▶ _WRITTEN TASK_: For the data below, work out how many lines contain the word "порядке" and supply only that number.

▶ _MATERIAL FOR THIS TASK_:
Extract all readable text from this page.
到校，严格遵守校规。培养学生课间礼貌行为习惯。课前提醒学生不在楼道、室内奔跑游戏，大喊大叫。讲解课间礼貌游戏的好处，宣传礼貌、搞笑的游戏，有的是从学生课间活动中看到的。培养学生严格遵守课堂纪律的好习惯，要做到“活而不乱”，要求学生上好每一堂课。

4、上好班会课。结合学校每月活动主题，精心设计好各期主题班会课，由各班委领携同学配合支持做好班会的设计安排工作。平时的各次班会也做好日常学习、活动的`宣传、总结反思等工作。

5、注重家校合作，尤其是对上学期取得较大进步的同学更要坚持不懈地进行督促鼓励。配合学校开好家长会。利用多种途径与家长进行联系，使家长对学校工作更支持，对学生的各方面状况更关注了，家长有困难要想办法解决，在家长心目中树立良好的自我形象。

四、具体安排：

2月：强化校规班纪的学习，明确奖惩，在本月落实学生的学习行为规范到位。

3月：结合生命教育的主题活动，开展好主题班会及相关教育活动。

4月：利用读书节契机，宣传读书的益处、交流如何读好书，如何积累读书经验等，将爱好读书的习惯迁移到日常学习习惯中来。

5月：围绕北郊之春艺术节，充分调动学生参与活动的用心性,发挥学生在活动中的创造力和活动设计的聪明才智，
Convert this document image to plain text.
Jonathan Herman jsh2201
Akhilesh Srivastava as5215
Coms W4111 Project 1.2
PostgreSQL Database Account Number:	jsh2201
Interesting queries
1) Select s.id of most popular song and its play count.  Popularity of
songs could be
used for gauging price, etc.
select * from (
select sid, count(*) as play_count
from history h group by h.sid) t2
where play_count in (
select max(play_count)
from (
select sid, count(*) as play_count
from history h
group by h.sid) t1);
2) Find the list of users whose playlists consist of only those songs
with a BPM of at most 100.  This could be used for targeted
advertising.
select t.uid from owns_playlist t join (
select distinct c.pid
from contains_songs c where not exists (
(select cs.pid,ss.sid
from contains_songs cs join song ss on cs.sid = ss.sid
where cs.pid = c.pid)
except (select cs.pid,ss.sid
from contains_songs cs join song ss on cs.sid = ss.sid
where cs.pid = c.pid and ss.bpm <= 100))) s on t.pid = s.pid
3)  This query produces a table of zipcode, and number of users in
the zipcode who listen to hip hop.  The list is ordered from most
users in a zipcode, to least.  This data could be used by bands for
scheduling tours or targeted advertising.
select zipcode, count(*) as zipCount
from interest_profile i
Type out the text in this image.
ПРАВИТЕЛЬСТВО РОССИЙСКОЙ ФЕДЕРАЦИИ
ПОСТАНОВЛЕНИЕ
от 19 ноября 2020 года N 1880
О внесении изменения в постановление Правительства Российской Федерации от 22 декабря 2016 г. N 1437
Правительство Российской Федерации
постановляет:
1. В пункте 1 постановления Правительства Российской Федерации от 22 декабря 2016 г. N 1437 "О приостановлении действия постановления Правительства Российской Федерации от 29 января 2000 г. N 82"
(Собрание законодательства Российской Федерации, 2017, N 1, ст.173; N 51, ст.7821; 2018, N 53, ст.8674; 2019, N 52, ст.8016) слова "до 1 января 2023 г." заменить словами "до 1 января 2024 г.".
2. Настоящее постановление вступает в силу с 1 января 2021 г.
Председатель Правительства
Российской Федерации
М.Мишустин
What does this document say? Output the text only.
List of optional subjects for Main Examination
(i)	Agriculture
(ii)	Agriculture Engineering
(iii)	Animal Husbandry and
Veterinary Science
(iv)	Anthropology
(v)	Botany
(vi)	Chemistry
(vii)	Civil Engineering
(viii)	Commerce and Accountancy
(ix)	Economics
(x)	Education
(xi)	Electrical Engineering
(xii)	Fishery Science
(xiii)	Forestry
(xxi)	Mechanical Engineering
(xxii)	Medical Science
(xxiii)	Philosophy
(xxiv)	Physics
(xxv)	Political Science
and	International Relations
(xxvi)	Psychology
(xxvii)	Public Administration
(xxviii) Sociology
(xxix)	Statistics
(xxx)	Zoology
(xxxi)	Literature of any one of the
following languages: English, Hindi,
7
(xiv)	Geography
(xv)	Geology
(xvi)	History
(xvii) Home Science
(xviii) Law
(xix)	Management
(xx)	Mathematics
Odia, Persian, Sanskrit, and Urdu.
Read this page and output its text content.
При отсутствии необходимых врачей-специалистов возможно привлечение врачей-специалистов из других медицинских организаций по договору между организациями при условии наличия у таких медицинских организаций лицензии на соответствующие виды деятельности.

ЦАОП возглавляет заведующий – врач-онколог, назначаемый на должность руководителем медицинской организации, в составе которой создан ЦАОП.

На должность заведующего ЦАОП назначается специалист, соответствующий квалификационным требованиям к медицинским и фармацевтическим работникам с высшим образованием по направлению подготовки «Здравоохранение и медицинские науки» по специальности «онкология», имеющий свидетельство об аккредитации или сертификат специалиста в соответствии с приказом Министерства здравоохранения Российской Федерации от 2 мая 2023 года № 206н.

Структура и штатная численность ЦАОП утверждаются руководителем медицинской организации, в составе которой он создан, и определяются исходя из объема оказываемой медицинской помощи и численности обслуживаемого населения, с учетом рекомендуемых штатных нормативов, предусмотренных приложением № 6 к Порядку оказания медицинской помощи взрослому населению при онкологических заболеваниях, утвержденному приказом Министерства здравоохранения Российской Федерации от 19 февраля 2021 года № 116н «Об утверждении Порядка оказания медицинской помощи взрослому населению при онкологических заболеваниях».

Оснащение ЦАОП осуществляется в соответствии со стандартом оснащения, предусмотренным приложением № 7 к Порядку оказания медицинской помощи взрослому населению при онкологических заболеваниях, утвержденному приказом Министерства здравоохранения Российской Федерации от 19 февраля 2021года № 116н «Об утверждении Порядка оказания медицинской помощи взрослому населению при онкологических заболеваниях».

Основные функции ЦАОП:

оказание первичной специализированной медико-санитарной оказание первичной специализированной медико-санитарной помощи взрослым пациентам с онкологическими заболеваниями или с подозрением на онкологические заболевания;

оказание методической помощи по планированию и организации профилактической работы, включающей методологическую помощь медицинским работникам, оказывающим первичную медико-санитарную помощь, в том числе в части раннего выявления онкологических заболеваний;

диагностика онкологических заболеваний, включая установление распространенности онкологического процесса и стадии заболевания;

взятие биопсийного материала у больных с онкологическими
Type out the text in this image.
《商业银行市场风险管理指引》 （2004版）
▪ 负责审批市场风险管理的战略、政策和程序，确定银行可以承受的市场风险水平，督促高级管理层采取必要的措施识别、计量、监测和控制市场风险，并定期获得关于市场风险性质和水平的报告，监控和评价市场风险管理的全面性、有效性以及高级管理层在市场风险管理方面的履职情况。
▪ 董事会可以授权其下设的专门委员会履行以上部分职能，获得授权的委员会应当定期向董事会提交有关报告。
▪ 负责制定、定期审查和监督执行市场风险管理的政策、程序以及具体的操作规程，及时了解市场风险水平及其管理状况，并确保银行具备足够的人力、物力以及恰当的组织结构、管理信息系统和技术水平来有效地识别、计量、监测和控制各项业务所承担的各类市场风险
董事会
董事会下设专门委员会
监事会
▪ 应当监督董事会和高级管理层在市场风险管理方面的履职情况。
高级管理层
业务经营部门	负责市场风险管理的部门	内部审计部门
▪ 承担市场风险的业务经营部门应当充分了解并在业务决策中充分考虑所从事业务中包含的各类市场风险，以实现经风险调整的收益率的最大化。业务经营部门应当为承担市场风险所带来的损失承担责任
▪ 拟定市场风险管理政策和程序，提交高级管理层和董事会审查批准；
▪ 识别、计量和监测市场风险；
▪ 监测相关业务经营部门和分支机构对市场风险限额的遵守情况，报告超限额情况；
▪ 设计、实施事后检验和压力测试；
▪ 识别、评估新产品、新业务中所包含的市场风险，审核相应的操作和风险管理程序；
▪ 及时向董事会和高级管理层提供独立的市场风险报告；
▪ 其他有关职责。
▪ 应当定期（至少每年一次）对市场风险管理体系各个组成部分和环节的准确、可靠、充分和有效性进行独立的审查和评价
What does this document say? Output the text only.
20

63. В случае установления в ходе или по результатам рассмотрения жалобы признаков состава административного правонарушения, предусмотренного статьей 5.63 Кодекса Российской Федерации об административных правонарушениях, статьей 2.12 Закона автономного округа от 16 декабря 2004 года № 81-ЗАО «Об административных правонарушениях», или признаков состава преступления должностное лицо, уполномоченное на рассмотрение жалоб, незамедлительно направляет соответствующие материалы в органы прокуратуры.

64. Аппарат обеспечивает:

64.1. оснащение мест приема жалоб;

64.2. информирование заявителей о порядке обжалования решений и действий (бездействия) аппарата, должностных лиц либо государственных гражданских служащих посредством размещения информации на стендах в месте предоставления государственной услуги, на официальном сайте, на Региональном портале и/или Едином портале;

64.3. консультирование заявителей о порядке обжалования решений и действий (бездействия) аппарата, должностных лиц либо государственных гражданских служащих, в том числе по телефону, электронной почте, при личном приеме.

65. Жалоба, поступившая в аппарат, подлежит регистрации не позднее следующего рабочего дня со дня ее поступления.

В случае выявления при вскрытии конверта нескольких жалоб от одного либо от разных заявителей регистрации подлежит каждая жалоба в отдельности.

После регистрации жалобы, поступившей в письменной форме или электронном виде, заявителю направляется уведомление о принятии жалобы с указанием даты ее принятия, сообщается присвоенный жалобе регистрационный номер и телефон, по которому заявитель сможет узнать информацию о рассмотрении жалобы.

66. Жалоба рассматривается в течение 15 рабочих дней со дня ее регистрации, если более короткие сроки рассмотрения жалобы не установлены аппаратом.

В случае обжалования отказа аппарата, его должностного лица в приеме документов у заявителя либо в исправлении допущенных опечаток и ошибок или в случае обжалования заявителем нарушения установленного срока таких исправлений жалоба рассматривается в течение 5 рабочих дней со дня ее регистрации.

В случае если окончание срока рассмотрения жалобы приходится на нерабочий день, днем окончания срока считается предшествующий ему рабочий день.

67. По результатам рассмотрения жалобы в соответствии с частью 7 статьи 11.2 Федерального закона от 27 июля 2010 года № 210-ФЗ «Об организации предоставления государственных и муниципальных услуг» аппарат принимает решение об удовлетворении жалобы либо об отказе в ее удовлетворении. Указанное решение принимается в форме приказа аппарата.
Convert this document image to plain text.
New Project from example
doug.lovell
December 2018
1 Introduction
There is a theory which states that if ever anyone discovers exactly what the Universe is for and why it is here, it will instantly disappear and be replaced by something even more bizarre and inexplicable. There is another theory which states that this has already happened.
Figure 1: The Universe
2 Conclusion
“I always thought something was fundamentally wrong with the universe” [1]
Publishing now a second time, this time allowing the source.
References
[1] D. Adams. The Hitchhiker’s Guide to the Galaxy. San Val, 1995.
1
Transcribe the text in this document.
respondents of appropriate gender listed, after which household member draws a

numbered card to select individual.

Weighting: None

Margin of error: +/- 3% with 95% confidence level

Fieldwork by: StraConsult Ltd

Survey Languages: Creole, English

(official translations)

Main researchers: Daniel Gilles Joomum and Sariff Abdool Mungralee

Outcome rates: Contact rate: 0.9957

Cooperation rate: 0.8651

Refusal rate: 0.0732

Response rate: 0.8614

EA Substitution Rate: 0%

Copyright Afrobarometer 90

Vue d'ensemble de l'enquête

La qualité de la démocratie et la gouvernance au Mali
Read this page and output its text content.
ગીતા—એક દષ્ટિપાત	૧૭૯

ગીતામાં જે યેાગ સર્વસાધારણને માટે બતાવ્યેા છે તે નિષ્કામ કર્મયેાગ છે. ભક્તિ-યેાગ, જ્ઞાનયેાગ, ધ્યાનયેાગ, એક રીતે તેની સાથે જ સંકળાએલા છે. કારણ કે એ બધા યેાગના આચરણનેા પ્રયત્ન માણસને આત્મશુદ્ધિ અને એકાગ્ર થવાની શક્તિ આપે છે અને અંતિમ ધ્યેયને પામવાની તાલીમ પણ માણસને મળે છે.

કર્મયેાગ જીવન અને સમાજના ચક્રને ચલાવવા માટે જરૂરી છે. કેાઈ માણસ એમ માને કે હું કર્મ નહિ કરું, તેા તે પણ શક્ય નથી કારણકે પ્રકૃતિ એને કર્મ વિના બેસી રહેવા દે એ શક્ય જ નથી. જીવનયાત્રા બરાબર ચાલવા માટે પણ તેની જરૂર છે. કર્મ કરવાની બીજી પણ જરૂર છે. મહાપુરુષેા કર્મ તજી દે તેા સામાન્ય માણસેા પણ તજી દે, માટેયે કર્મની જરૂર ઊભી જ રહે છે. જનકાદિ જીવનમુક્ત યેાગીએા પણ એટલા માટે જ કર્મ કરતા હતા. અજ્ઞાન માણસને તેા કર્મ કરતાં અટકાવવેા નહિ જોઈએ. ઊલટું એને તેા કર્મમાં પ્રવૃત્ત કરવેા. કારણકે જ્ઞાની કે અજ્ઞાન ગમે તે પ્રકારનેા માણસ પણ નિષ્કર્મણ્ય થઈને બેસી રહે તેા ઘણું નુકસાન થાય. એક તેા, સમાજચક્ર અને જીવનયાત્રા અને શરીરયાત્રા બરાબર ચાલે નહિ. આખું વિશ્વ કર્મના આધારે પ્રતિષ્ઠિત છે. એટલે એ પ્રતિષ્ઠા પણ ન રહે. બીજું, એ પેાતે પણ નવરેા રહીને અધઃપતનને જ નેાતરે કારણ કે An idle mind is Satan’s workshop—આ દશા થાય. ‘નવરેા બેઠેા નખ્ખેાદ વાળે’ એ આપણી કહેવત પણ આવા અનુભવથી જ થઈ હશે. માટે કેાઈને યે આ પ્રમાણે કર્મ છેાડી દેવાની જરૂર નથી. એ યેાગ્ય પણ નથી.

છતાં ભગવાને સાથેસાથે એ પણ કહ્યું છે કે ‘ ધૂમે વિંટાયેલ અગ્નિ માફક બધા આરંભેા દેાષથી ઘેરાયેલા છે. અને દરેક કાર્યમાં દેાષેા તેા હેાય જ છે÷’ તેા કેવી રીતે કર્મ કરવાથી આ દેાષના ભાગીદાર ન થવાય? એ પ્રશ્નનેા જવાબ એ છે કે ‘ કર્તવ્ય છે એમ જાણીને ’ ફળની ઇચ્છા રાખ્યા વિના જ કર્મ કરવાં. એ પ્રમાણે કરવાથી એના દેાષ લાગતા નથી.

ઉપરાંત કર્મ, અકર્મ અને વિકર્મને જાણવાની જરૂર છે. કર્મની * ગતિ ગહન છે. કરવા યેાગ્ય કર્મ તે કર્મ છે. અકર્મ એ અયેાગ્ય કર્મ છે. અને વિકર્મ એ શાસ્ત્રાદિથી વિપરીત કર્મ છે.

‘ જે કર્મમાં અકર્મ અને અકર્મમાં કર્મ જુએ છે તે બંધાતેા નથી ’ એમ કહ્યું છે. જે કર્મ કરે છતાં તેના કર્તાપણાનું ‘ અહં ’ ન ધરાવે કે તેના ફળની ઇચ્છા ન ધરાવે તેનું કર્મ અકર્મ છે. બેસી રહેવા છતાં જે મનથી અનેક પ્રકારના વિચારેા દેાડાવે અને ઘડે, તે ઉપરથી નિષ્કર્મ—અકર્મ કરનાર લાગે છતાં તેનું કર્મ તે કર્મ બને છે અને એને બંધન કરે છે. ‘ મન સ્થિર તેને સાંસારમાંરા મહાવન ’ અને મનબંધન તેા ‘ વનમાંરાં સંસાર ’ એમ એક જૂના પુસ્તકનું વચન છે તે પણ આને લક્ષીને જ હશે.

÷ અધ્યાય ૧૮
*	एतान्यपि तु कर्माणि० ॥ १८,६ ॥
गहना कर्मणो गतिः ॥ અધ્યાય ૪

▶ _SOLUTION TO THIS TASK_: 2